Records:
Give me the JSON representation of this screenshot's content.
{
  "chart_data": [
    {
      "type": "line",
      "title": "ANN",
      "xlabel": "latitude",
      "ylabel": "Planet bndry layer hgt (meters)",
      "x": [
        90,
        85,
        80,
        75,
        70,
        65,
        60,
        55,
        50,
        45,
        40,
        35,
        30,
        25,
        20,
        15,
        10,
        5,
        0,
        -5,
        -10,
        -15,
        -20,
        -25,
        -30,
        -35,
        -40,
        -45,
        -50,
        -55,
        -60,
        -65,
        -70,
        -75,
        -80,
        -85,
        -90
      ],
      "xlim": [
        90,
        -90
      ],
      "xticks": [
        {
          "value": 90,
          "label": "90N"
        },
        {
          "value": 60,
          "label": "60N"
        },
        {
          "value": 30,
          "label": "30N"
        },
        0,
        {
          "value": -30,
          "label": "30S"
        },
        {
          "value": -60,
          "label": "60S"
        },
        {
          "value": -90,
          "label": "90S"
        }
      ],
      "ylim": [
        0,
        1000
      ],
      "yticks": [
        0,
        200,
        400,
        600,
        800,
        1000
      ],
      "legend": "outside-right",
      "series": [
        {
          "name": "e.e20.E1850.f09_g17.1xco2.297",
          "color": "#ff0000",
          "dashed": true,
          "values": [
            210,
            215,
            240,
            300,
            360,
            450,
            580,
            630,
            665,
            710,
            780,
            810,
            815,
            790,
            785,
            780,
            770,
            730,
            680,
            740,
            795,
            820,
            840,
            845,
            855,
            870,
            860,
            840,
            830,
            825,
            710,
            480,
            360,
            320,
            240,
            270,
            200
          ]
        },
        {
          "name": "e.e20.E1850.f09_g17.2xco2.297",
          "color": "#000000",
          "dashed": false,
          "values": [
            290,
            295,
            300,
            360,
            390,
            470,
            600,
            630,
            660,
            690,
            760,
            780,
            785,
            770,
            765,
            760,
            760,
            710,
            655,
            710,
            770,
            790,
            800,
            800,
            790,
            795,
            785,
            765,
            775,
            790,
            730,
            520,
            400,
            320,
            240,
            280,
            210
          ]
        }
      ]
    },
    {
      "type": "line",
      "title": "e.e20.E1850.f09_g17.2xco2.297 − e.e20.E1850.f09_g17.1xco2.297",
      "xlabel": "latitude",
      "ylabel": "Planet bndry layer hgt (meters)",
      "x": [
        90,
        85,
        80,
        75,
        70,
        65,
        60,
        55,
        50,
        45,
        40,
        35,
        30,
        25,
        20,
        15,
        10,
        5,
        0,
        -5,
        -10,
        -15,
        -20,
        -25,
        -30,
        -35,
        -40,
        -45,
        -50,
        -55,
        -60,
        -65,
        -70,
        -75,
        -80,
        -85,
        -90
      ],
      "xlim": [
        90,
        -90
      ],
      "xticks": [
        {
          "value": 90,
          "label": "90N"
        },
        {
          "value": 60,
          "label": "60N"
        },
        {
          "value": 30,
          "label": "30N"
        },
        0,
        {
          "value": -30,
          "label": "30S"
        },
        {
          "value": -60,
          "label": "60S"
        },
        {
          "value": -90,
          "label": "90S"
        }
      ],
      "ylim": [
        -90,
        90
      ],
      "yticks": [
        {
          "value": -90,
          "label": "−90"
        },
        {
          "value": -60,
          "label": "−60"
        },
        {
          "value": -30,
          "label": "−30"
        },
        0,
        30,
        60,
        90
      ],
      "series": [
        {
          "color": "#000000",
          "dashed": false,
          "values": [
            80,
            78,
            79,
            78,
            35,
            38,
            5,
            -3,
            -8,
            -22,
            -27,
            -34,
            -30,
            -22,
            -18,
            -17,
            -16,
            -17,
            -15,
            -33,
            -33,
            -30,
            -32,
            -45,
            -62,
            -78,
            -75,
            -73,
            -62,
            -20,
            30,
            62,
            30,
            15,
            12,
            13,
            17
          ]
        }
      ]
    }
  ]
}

To do: Retype all the records, matching them exactly.

Correct result:
Give me the JSON representation of this screenshot's content.
{
  "chart_data": [
    {
      "type": "line",
      "title": "ANN",
      "xlabel": "latitude",
      "ylabel": "Planet bndry layer hgt (meters)",
      "x": [
        90,
        85,
        80,
        75,
        70,
        65,
        60,
        55,
        50,
        45,
        40,
        35,
        30,
        25,
        20,
        15,
        10,
        5,
        0,
        -5,
        -10,
        -15,
        -20,
        -25,
        -30,
        -35,
        -40,
        -45,
        -50,
        -55,
        -60,
        -65,
        -70,
        -75,
        -80,
        -85,
        -90
      ],
      "xlim": [
        90,
        -90
      ],
      "xticks": [
        {
          "value": 90,
          "label": "90N"
        },
        {
          "value": 60,
          "label": "60N"
        },
        {
          "value": 30,
          "label": "30N"
        },
        0,
        {
          "value": -30,
          "label": "30S"
        },
        {
          "value": -60,
          "label": "60S"
        },
        {
          "value": -90,
          "label": "90S"
        }
      ],
      "ylim": [
        0,
        1000
      ],
      "yticks": [
        0,
        200,
        400,
        600,
        800,
        1000
      ],
      "legend": "outside-right",
      "series": [
        {
          "name": "e.e20.E1850.f09_g17.1xco2.297",
          "color": "#ff0000",
          "dashed": true,
          "values": [
            210,
            215,
            240,
            300,
            360,
            450,
            580,
            630,
            665,
            710,
            780,
            810,
            815,
            790,
            785,
            780,
            770,
            730,
            680,
            740,
            795,
            820,
            840,
            845,
            855,
            870,
            860,
            840,
            830,
            825,
            710,
            480,
            360,
            320,
            240,
            270,
            200
          ]
        },
        {
          "name": "e.e20.E1850.f09_g17.2xco2.297",
          "color": "#000000",
          "dashed": false,
          "values": [
            290,
            295,
            300,
            360,
            390,
            470,
            600,
            630,
            660,
            690,
            760,
            780,
            785,
            770,
            765,
            760,
            760,
            710,
            655,
            710,
            770,
            790,
            800,
            800,
            790,
            795,
            785,
            765,
            775,
            790,
            730,
            520,
            400,
            320,
            240,
            280,
            210
          ]
        }
      ]
    },
    {
      "type": "line",
      "title": "e.e20.E1850.f09_g17.2xco2.297 − e.e20.E1850.f09_g17.1xco2.297",
      "xlabel": "latitude",
      "ylabel": "Planet bndry layer hgt (meters)",
      "x": [
        90,
        85,
        80,
        75,
        70,
        65,
        60,
        55,
        50,
        45,
        40,
        35,
        30,
        25,
        20,
        15,
        10,
        5,
        0,
        -5,
        -10,
        -15,
        -20,
        -25,
        -30,
        -35,
        -40,
        -45,
        -50,
        -55,
        -60,
        -65,
        -70,
        -75,
        -80,
        -85,
        -90
      ],
      "xlim": [
        90,
        -90
      ],
      "xticks": [
        {
          "value": 90,
          "label": "90N"
        },
        {
          "value": 60,
          "label": "60N"
        },
        {
          "value": 30,
          "label": "30N"
        },
        0,
        {
          "value": -30,
          "label": "30S"
        },
        {
          "value": -60,
          "label": "60S"
        },
        {
          "value": -90,
          "label": "90S"
        }
      ],
      "ylim": [
        -90,
        90
      ],
      "yticks": [
        {
          "value": -90,
          "label": "−90"
        },
        {
          "value": -60,
          "label": "−60"
        },
        {
          "value": -30,
          "label": "−30"
        },
        0,
        30,
        60,
        90
      ],
      "series": [
        {
          "color": "#000000",
          "dashed": false,
          "values": [
            80,
            78,
            79,
            78,
            35,
            38,
            5,
            -3,
            -8,
            -22,
            -27,
            -34,
            -30,
            -22,
            -18,
            -17,
            -16,
            -17,
            -15,
            -33,
            -33,
            -30,
            -32,
            -45,
            -62,
            -78,
            -75,
            -73,
            -62,
            -20,
            30,
            62,
            30,
            15,
            12,
            13,
            17
          ]
        }
      ]
    }
  ]
}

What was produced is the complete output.